>> BEGIN MATERIAL FOR THIS TASK

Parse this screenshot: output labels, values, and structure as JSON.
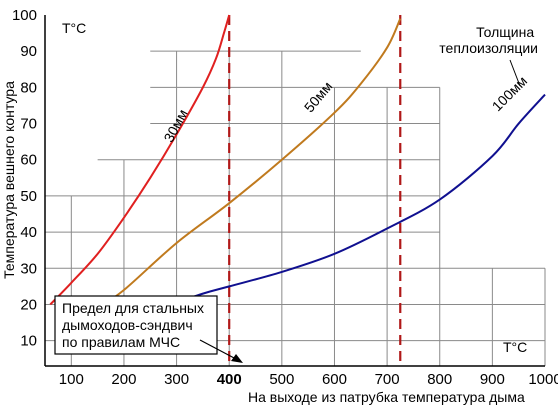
{
  "chart_data": {
    "type": "line",
    "y_unit_label": "T°C",
    "x_unit_label": "T°C",
    "ylabel": "Температура вешнего  контура",
    "xlabel": "На выходе из патрубка температура дыма",
    "xlim": [
      50,
      1000
    ],
    "ylim": [
      3,
      100
    ],
    "x_ticks": [
      100,
      200,
      300,
      400,
      500,
      600,
      700,
      800,
      900,
      1000
    ],
    "y_ticks": [
      10,
      20,
      30,
      40,
      50,
      60,
      70,
      80,
      90,
      100
    ],
    "highlight_x_tick": 400,
    "vertical_markers": [
      400,
      725
    ],
    "legend_title": "Толщина теплоизоляции",
    "annotation": "Предел для стальных дымоходов-сэндвич по правилам МЧС",
    "annotation_lines": [
      "Предел для стальных",
      "дымоходов-сэндвич",
      "по правилам МЧС"
    ],
    "series": [
      {
        "name": "30мм",
        "color": "#e02020",
        "x": [
          60,
          100,
          150,
          200,
          250,
          300,
          350,
          375,
          390,
          400
        ],
        "y": [
          20,
          26,
          34,
          44,
          55,
          67,
          80,
          88,
          95,
          100
        ]
      },
      {
        "name": "50мм",
        "color": "#c07a1e",
        "x": [
          150,
          200,
          300,
          400,
          500,
          600,
          650,
          700,
          725
        ],
        "y": [
          19,
          24,
          37,
          48,
          60,
          73,
          81,
          91,
          99
        ]
      },
      {
        "name": "100мм",
        "color": "#101090",
        "x": [
          270,
          350,
          400,
          500,
          600,
          700,
          800,
          900,
          950,
          1000
        ],
        "y": [
          19,
          23,
          25,
          29,
          34,
          41,
          49,
          61,
          70,
          78
        ]
      }
    ]
  }
}
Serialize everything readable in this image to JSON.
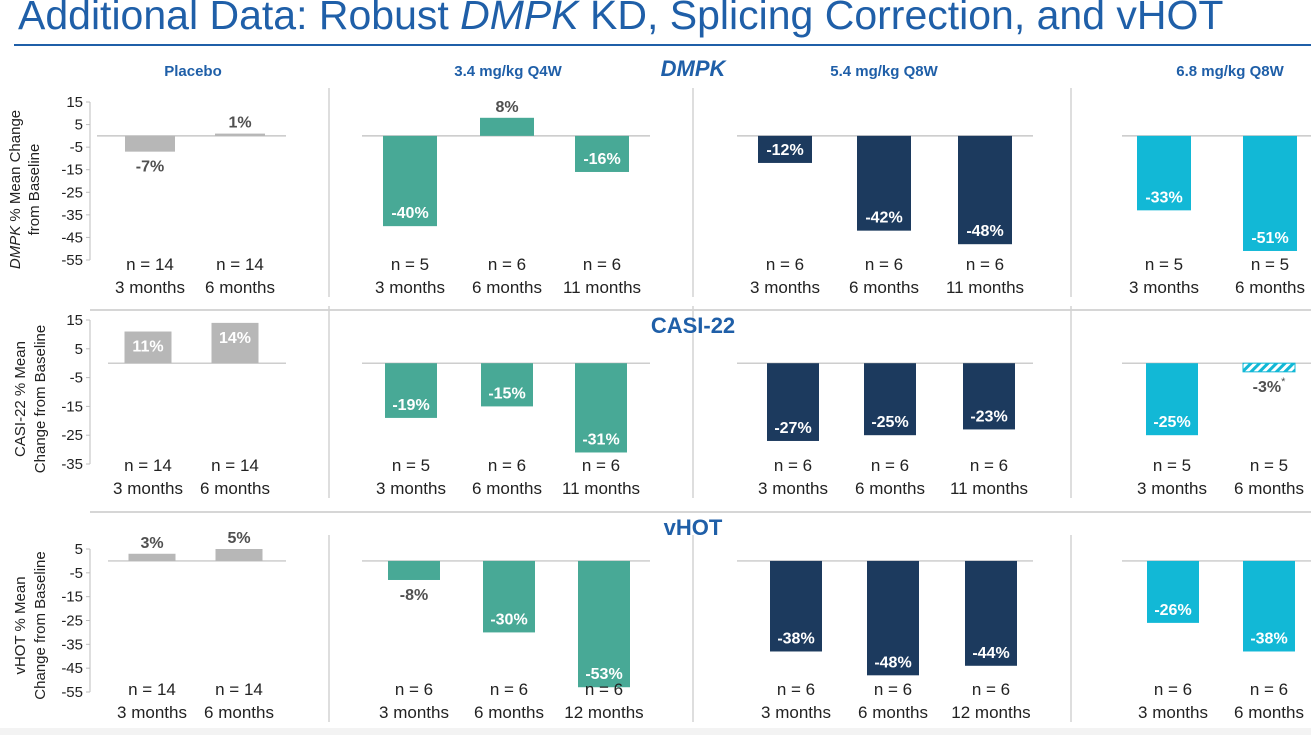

>> END MATERIAL FOR THIS TASK

## TASK STATEMENT
From the records above, report the count of lines containing "стальных" and nothing more.

## FINAL ANSWER
2